**Task input**.
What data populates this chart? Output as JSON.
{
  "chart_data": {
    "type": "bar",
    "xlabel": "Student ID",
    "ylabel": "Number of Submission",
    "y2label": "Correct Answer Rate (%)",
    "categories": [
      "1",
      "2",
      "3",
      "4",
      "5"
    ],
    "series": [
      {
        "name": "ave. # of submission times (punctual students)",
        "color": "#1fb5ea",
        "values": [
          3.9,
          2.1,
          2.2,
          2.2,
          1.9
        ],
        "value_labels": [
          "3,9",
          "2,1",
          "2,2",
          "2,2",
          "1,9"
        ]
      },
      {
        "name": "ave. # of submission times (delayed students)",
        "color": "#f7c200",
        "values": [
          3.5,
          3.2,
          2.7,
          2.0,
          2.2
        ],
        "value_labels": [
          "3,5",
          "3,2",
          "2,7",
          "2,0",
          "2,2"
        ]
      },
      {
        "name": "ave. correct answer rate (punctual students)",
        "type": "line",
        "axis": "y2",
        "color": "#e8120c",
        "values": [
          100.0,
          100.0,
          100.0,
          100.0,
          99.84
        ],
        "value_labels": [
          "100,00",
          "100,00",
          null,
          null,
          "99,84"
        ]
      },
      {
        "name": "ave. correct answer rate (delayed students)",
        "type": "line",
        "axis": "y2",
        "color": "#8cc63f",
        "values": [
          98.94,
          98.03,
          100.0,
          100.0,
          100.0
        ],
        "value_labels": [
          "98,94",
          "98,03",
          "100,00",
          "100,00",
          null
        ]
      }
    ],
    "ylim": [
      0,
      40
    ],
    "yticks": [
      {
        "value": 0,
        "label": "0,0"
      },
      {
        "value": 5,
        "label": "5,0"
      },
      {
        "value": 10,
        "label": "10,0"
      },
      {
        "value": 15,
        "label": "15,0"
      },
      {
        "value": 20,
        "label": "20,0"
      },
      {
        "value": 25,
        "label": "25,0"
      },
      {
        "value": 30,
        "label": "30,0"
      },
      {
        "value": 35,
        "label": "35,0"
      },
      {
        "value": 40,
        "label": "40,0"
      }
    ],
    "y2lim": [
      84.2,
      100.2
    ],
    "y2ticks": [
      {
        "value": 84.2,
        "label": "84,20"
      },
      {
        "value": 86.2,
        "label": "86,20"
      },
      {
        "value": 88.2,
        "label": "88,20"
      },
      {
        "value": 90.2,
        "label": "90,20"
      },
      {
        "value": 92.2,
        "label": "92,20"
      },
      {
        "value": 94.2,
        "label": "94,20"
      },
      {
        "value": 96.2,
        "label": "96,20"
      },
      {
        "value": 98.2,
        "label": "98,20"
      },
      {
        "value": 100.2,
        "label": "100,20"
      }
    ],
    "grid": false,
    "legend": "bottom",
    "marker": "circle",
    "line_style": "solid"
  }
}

**Required task**. Please output the entire listing exactly as it stands.

**Task solution**.
What data populates this chart? Output as JSON.
{
  "chart_data": {
    "type": "bar",
    "xlabel": "Student ID",
    "ylabel": "Number of Submission",
    "y2label": "Correct Answer Rate (%)",
    "categories": [
      "1",
      "2",
      "3",
      "4",
      "5"
    ],
    "series": [
      {
        "name": "ave. # of submission times (punctual students)",
        "color": "#1fb5ea",
        "values": [
          3.9,
          2.1,
          2.2,
          2.2,
          1.9
        ],
        "value_labels": [
          "3,9",
          "2,1",
          "2,2",
          "2,2",
          "1,9"
        ]
      },
      {
        "name": "ave. # of submission times (delayed students)",
        "color": "#f7c200",
        "values": [
          3.5,
          3.2,
          2.7,
          2.0,
          2.2
        ],
        "value_labels": [
          "3,5",
          "3,2",
          "2,7",
          "2,0",
          "2,2"
        ]
      },
      {
        "name": "ave. correct answer rate (punctual students)",
        "type": "line",
        "axis": "y2",
        "color": "#e8120c",
        "values": [
          100.0,
          100.0,
          100.0,
          100.0,
          99.84
        ],
        "value_labels": [
          "100,00",
          "100,00",
          null,
          null,
          "99,84"
        ]
      },
      {
        "name": "ave. correct answer rate (delayed students)",
        "type": "line",
        "axis": "y2",
        "color": "#8cc63f",
        "values": [
          98.94,
          98.03,
          100.0,
          100.0,
          100.0
        ],
        "value_labels": [
          "98,94",
          "98,03",
          "100,00",
          "100,00",
          null
        ]
      }
    ],
    "ylim": [
      0,
      40
    ],
    "yticks": [
      {
        "value": 0,
        "label": "0,0"
      },
      {
        "value": 5,
        "label": "5,0"
      },
      {
        "value": 10,
        "label": "10,0"
      },
      {
        "value": 15,
        "label": "15,0"
      },
      {
        "value": 20,
        "label": "20,0"
      },
      {
        "value": 25,
        "label": "25,0"
      },
      {
        "value": 30,
        "label": "30,0"
      },
      {
        "value": 35,
        "label": "35,0"
      },
      {
        "value": 40,
        "label": "40,0"
      }
    ],
    "y2lim": [
      84.2,
      100.2
    ],
    "y2ticks": [
      {
        "value": 84.2,
        "label": "84,20"
      },
      {
        "value": 86.2,
        "label": "86,20"
      },
      {
        "value": 88.2,
        "label": "88,20"
      },
      {
        "value": 90.2,
        "label": "90,20"
      },
      {
        "value": 92.2,
        "label": "92,20"
      },
      {
        "value": 94.2,
        "label": "94,20"
      },
      {
        "value": 96.2,
        "label": "96,20"
      },
      {
        "value": 98.2,
        "label": "98,20"
      },
      {
        "value": 100.2,
        "label": "100,20"
      }
    ],
    "grid": false,
    "legend": "bottom",
    "marker": "circle",
    "line_style": "solid"
  }
}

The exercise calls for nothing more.